#### Your instructions
Leave out the pictures and transcribe the rest of the records exactly.

— start —

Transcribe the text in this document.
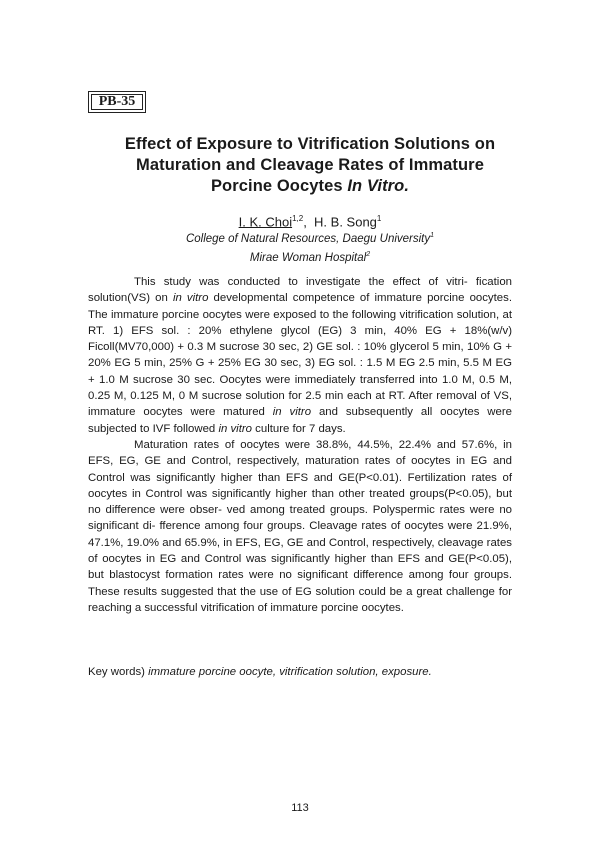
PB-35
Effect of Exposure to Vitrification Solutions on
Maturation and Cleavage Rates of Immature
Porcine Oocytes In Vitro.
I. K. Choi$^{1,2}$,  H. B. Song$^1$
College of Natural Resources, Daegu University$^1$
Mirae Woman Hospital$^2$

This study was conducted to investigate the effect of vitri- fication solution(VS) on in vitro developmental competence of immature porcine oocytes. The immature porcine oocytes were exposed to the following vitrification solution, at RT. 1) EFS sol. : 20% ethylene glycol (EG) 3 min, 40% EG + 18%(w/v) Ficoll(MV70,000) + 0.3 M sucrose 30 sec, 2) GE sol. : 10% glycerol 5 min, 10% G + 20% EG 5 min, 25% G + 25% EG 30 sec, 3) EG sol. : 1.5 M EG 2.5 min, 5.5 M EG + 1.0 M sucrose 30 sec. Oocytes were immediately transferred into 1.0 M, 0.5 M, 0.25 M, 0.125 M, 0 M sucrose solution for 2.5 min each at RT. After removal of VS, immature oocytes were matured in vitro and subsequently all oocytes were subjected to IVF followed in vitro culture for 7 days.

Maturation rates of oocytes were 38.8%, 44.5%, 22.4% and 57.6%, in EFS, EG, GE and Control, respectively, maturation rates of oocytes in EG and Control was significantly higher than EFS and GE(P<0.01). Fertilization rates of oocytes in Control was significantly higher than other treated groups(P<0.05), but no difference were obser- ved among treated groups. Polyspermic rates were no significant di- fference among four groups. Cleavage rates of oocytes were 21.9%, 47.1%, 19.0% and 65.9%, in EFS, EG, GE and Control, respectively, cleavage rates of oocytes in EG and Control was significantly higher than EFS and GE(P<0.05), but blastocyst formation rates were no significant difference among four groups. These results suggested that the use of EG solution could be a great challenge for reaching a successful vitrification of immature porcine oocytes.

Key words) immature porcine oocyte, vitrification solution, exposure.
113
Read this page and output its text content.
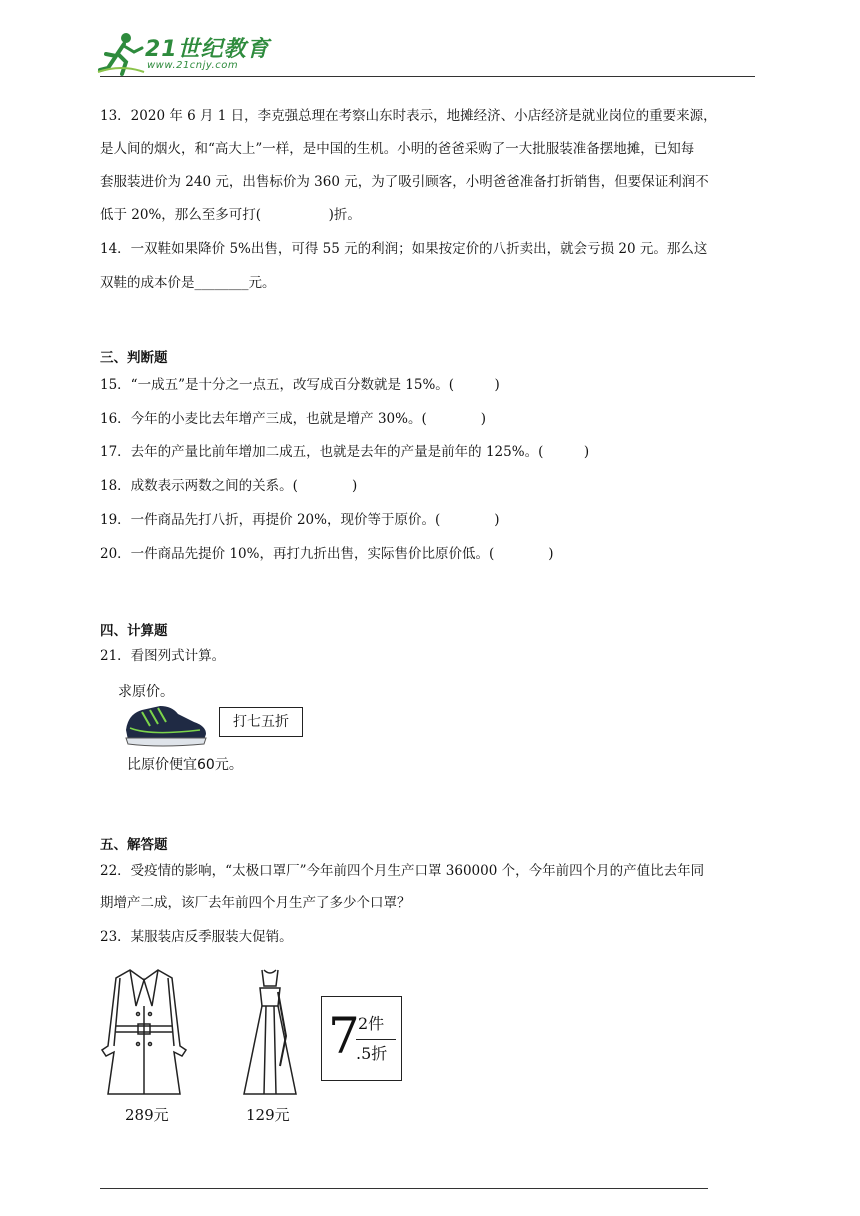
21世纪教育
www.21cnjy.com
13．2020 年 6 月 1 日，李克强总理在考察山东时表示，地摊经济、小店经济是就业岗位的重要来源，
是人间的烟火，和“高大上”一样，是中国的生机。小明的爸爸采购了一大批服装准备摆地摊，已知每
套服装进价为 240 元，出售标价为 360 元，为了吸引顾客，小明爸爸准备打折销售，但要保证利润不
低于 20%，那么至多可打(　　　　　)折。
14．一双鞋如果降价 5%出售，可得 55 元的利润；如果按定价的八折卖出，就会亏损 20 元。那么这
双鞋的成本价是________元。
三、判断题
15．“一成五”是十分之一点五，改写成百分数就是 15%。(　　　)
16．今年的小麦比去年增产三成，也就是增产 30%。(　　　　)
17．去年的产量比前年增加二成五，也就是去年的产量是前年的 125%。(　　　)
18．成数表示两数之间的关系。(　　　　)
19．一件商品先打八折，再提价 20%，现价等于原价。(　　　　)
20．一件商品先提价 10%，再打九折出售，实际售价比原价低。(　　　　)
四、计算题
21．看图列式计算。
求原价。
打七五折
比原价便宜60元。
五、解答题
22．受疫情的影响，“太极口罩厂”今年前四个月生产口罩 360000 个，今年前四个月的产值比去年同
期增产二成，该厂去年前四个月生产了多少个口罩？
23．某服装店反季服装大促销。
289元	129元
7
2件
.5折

— end —

#### Response
Transcribe the text in this document.
PB-35
Effect of Exposure to Vitrification Solutions on
Maturation and Cleavage Rates of Immature
Porcine Oocytes In Vitro.
I. K. Choi$^{1,2}$,  H. B. Song$^1$
College of Natural Resources, Daegu University$^1$
Mirae Woman Hospital$^2$

This study was conducted to investigate the effect of vitri- fication solution(VS) on in vitro developmental competence of immature porcine oocytes. The immature porcine oocytes were exposed to the following vitrification solution, at RT. 1) EFS sol. : 20% ethylene glycol (EG) 3 min, 40% EG + 18%(w/v) Ficoll(MV70,000) + 0.3 M sucrose 30 sec, 2) GE sol. : 10% glycerol 5 min, 10% G + 20% EG 5 min, 25% G + 25% EG 30 sec, 3) EG sol. : 1.5 M EG 2.5 min, 5.5 M EG + 1.0 M sucrose 30 sec. Oocytes were immediately transferred into 1.0 M, 0.5 M, 0.25 M, 0.125 M, 0 M sucrose solution for 2.5 min each at RT. After removal of VS, immature oocytes were matured in vitro and subsequently all oocytes were subjected to IVF followed in vitro culture for 7 days.

Maturation rates of oocytes were 38.8%, 44.5%, 22.4% and 57.6%, in EFS, EG, GE and Control, respectively, maturation rates of oocytes in EG and Control was significantly higher than EFS and GE(P<0.01). Fertilization rates of oocytes in Control was significantly higher than other treated groups(P<0.05), but no difference were obser- ved among treated groups. Polyspermic rates were no significant di- fference among four groups. Cleavage rates of oocytes were 21.9%, 47.1%, 19.0% and 65.9%, in EFS, EG, GE and Control, respectively, cleavage rates of oocytes in EG and Control was significantly higher than EFS and GE(P<0.05), but blastocyst formation rates were no significant difference among four groups. These results suggested that the use of EG solution could be a great challenge for reaching a successful vitrification of immature porcine oocytes.

Key words) immature porcine oocyte, vitrification solution, exposure.
113
Read this page and output its text content.
21世纪教育
www.21cnjy.com
13．2020 年 6 月 1 日，李克强总理在考察山东时表示，地摊经济、小店经济是就业岗位的重要来源，
是人间的烟火，和“高大上”一样，是中国的生机。小明的爸爸采购了一大批服装准备摆地摊，已知每
套服装进价为 240 元，出售标价为 360 元，为了吸引顾客，小明爸爸准备打折销售，但要保证利润不
低于 20%，那么至多可打(　　　　　)折。
14．一双鞋如果降价 5%出售，可得 55 元的利润；如果按定价的八折卖出，就会亏损 20 元。那么这
双鞋的成本价是________元。
三、判断题
15．“一成五”是十分之一点五，改写成百分数就是 15%。(　　　)
16．今年的小麦比去年增产三成，也就是增产 30%。(　　　　)
17．去年的产量比前年增加二成五，也就是去年的产量是前年的 125%。(　　　)
18．成数表示两数之间的关系。(　　　　)
19．一件商品先打八折，再提价 20%，现价等于原价。(　　　　)
20．一件商品先提价 10%，再打九折出售，实际售价比原价低。(　　　　)
四、计算题
21．看图列式计算。
求原价。
打七五折
比原价便宜60元。
五、解答题
22．受疫情的影响，“太极口罩厂”今年前四个月生产口罩 360000 个，今年前四个月的产值比去年同
期增产二成，该厂去年前四个月生产了多少个口罩？
23．某服装店反季服装大促销。
289元	129元
7
2件
.5折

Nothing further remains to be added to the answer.